--- Extracted entries ---

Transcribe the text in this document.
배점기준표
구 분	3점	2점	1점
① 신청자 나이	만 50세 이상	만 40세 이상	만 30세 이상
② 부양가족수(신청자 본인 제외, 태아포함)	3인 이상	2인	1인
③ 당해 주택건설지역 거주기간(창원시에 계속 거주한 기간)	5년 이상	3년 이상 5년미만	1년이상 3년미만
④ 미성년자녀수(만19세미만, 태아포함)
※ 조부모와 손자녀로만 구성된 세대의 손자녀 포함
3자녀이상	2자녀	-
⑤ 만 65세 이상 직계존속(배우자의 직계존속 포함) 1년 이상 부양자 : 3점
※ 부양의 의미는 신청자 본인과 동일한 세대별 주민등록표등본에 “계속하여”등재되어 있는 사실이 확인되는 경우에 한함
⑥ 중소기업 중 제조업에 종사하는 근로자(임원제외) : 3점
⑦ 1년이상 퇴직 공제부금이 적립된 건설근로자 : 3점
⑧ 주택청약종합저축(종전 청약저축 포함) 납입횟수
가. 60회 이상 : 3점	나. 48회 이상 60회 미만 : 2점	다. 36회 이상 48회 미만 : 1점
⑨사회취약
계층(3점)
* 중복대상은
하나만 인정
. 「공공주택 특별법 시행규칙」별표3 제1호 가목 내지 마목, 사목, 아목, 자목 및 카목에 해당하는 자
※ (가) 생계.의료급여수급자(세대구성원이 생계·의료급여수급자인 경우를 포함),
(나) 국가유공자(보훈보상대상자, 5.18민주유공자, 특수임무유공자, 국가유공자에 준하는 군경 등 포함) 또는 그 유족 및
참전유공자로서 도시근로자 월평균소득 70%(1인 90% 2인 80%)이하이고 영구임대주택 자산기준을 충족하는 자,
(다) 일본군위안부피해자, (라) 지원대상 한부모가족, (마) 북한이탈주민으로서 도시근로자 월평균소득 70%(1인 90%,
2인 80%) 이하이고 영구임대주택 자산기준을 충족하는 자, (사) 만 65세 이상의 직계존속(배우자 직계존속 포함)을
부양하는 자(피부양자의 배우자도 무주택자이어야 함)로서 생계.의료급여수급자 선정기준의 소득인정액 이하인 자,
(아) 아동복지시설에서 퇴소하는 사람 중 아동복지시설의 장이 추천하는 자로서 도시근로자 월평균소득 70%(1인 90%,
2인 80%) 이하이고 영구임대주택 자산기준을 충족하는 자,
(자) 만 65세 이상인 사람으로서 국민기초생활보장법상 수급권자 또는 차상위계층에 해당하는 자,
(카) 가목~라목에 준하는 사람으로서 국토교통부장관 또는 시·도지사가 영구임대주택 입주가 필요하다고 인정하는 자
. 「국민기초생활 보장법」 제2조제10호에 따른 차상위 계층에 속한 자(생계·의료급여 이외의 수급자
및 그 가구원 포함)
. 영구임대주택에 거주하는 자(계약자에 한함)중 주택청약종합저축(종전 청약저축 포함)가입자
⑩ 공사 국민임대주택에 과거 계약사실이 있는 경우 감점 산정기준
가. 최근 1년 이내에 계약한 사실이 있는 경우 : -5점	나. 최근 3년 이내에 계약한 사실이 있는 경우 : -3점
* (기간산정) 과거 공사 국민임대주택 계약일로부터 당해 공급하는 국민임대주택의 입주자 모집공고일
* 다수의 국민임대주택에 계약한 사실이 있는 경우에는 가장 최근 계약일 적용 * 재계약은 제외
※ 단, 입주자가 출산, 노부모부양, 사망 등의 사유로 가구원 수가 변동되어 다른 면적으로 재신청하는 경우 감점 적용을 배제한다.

---

Task brief
Identify each line containing the string "의료급여수급자" and copy it out.

Solution to this problem
※ (가) 생계.의료급여수급자(세대구성원이 생계·의료급여수급자인 경우를 포함),
부양하는 자(피부양자의 배우자도 무주택자이어야 함)로서 생계.의료급여수급자 선정기준의 소득인정액 이하인 자,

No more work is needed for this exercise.